╭──

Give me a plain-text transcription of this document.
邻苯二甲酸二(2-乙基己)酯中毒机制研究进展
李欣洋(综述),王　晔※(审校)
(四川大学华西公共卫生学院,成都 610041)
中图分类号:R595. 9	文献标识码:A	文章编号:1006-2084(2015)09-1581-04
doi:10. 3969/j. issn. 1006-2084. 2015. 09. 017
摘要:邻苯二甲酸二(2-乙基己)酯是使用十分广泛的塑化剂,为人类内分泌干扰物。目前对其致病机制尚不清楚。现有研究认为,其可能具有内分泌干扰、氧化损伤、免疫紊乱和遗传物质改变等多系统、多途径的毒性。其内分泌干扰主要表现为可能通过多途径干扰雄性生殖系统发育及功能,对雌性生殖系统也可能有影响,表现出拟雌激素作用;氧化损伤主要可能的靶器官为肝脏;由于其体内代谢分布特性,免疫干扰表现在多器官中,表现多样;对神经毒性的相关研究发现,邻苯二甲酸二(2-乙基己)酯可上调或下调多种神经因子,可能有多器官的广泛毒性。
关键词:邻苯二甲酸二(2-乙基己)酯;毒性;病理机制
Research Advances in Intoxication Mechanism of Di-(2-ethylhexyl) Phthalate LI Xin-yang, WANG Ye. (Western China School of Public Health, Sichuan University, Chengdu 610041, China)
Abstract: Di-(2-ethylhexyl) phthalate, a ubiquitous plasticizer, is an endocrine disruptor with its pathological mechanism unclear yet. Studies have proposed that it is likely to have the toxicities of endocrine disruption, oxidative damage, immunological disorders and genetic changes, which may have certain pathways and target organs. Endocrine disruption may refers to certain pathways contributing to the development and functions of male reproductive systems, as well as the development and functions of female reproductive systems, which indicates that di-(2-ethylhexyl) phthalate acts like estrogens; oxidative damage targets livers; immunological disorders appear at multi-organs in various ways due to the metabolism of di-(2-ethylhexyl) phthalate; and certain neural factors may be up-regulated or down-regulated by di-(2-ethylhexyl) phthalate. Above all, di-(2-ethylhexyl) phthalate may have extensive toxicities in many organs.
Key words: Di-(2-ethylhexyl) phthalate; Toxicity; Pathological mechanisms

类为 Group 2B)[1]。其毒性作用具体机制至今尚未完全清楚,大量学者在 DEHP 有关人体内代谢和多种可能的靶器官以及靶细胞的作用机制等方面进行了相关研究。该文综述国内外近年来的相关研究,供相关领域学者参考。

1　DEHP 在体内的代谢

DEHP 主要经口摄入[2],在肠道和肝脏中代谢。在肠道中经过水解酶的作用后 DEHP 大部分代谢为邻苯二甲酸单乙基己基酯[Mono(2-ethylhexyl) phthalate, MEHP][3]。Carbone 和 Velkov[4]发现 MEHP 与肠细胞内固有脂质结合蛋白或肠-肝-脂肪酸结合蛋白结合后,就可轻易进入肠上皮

╰──

=== INSTRUCTION ===
Reproduce the material precisely, including every line.

=== COMPLETED TASK ===
Give me a plain-text transcription of this document.
邻苯二甲酸二(2-乙基己)酯中毒机制研究进展
李欣洋(综述),王　晔※(审校)
(四川大学华西公共卫生学院,成都 610041)
中图分类号:R595. 9	文献标识码:A	文章编号:1006-2084(2015)09-1581-04
doi:10. 3969/j. issn. 1006-2084. 2015. 09. 017
摘要:邻苯二甲酸二(2-乙基己)酯是使用十分广泛的塑化剂,为人类内分泌干扰物。目前对其致病机制尚不清楚。现有研究认为,其可能具有内分泌干扰、氧化损伤、免疫紊乱和遗传物质改变等多系统、多途径的毒性。其内分泌干扰主要表现为可能通过多途径干扰雄性生殖系统发育及功能,对雌性生殖系统也可能有影响,表现出拟雌激素作用;氧化损伤主要可能的靶器官为肝脏;由于其体内代谢分布特性,免疫干扰表现在多器官中,表现多样;对神经毒性的相关研究发现,邻苯二甲酸二(2-乙基己)酯可上调或下调多种神经因子,可能有多器官的广泛毒性。
关键词:邻苯二甲酸二(2-乙基己)酯;毒性;病理机制
Research Advances in Intoxication Mechanism of Di-(2-ethylhexyl) Phthalate LI Xin-yang, WANG Ye. (Western China School of Public Health, Sichuan University, Chengdu 610041, China)
Abstract: Di-(2-ethylhexyl) phthalate, a ubiquitous plasticizer, is an endocrine disruptor with its pathological mechanism unclear yet. Studies have proposed that it is likely to have the toxicities of endocrine disruption, oxidative damage, immunological disorders and genetic changes, which may have certain pathways and target organs. Endocrine disruption may refers to certain pathways contributing to the development and functions of male reproductive systems, as well as the development and functions of female reproductive systems, which indicates that di-(2-ethylhexyl) phthalate acts like estrogens; oxidative damage targets livers; immunological disorders appear at multi-organs in various ways due to the metabolism of di-(2-ethylhexyl) phthalate; and certain neural factors may be up-regulated or down-regulated by di-(2-ethylhexyl) phthalate. Above all, di-(2-ethylhexyl) phthalate may have extensive toxicities in many organs.
Key words: Di-(2-ethylhexyl) phthalate; Toxicity; Pathological mechanisms

类为 Group 2B)[1]。其毒性作用具体机制至今尚未完全清楚,大量学者在 DEHP 有关人体内代谢和多种可能的靶器官以及靶细胞的作用机制等方面进行了相关研究。该文综述国内外近年来的相关研究,供相关领域学者参考。

1　DEHP 在体内的代谢

DEHP 主要经口摄入[2],在肠道和肝脏中代谢。在肠道中经过水解酶的作用后 DEHP 大部分代谢为邻苯二甲酸单乙基己基酯[Mono(2-ethylhexyl) phthalate, MEHP][3]。Carbone 和 Velkov[4]发现 MEHP 与肠细胞内固有脂质结合蛋白或肠-肝-脂肪酸结合蛋白结合后,就可轻易进入肠上皮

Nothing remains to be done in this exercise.